What to produce: Gather all lines from the material that contain the word "content".

Some records:

========

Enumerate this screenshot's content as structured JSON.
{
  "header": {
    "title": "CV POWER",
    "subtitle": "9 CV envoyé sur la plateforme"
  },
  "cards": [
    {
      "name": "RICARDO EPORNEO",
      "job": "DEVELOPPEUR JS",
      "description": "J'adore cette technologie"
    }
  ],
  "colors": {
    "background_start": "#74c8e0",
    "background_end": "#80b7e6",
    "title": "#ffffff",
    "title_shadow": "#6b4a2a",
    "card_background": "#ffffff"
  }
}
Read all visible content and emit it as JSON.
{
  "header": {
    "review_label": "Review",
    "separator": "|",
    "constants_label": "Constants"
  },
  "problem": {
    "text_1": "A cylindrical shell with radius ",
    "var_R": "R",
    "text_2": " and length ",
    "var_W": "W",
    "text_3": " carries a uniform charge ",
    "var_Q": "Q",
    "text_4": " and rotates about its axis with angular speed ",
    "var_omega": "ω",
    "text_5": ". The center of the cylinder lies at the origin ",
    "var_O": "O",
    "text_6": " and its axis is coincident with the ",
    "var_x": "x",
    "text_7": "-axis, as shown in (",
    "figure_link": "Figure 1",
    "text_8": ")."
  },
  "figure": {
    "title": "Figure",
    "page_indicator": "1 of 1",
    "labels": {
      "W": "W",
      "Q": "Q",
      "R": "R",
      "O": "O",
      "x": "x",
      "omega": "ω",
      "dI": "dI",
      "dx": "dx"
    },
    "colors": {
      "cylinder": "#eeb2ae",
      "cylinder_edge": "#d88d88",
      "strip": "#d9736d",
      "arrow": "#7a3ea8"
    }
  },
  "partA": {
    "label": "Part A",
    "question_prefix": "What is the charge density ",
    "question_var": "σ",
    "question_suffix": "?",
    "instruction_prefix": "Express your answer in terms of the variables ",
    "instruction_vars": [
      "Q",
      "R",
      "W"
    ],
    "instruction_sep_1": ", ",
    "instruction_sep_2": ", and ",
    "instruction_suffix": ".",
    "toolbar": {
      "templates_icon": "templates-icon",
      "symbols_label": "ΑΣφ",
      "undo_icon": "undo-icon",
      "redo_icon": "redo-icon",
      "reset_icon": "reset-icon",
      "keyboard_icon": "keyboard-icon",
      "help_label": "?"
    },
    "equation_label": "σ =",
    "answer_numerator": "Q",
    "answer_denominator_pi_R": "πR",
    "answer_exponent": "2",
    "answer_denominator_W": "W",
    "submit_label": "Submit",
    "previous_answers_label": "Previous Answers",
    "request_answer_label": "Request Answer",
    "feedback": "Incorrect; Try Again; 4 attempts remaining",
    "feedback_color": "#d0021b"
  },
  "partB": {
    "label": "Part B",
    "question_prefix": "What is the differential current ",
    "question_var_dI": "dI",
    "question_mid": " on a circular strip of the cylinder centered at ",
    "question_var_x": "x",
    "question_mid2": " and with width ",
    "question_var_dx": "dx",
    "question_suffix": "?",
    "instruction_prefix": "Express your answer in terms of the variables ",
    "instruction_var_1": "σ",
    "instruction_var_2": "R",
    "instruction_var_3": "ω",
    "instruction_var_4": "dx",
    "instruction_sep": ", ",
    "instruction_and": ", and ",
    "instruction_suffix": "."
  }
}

========

Result of the exercise:
Enumerate this screenshot's content as structured JSON.
Read all visible content and emit it as JSON.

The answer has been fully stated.